#### AIM
Scan the entries below and extract each line with the word "hint" in it.

#### Data records
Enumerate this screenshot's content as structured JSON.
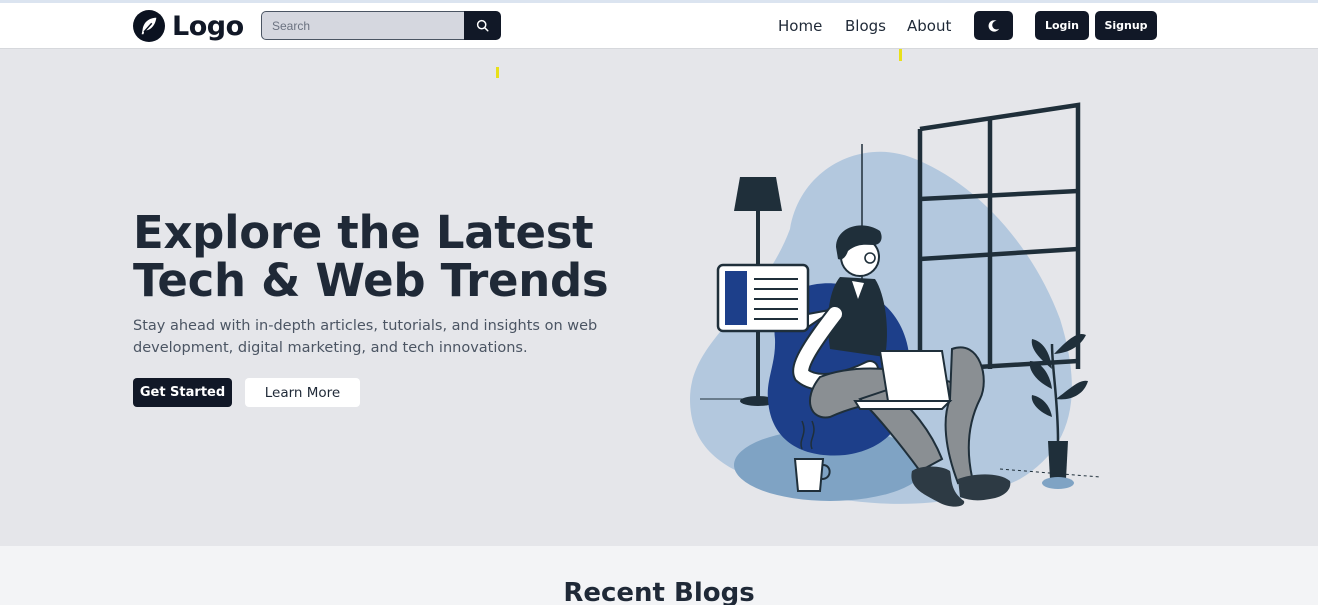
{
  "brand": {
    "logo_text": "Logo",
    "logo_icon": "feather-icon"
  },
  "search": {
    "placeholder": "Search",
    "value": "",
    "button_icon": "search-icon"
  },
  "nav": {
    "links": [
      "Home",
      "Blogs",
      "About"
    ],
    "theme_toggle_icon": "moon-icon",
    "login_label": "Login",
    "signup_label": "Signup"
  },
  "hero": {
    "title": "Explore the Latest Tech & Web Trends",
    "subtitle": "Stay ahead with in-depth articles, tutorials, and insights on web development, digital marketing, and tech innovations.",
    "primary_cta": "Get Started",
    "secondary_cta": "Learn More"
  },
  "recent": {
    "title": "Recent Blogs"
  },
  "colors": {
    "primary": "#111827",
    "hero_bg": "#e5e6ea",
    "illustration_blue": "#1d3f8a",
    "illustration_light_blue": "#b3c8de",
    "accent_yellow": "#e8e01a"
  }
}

* * *

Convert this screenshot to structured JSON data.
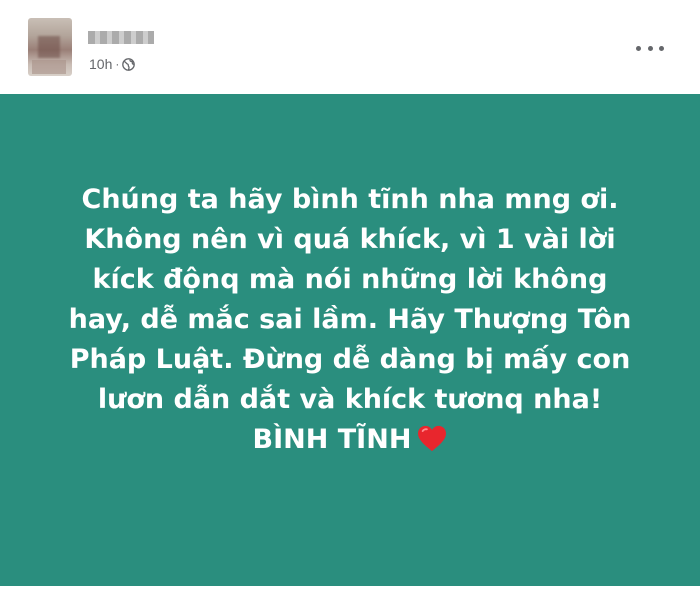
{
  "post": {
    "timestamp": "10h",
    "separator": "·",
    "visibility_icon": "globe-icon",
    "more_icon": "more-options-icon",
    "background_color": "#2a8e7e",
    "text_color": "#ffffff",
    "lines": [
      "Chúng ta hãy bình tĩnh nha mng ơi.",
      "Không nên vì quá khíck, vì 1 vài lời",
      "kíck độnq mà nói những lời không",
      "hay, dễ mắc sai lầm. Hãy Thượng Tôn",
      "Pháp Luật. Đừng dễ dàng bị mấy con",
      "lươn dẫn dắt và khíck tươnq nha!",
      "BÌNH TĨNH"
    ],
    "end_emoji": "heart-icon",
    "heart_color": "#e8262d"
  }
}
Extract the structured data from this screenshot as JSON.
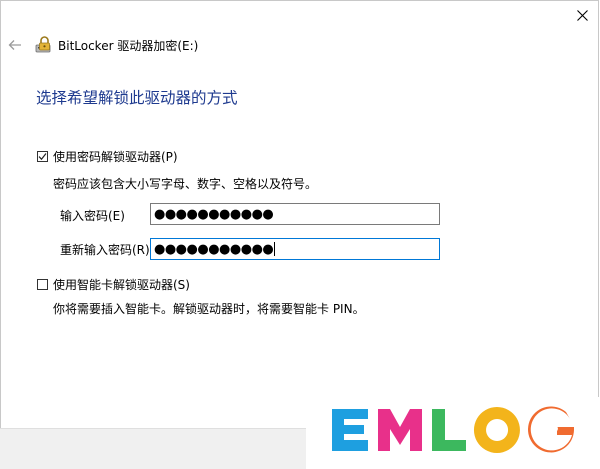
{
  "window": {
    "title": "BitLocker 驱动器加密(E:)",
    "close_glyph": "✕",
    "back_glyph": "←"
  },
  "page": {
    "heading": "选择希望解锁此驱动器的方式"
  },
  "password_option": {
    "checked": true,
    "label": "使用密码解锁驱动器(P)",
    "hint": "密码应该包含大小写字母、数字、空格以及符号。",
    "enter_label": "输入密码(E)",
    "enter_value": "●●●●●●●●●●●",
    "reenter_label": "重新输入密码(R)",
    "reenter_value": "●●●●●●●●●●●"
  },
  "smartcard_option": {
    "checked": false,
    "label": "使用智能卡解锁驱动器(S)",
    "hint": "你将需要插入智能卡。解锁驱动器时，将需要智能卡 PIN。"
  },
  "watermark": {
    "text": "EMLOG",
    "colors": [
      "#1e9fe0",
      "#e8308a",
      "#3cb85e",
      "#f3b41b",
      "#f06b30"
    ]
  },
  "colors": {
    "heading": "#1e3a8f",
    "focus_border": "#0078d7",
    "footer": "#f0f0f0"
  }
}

#### RESPONSE
    "hint": "密码应该包含大小写字母、数字、空格以及符号。",
    "hint": "你将需要插入智能卡。解锁驱动器时，将需要智能卡 PIN。"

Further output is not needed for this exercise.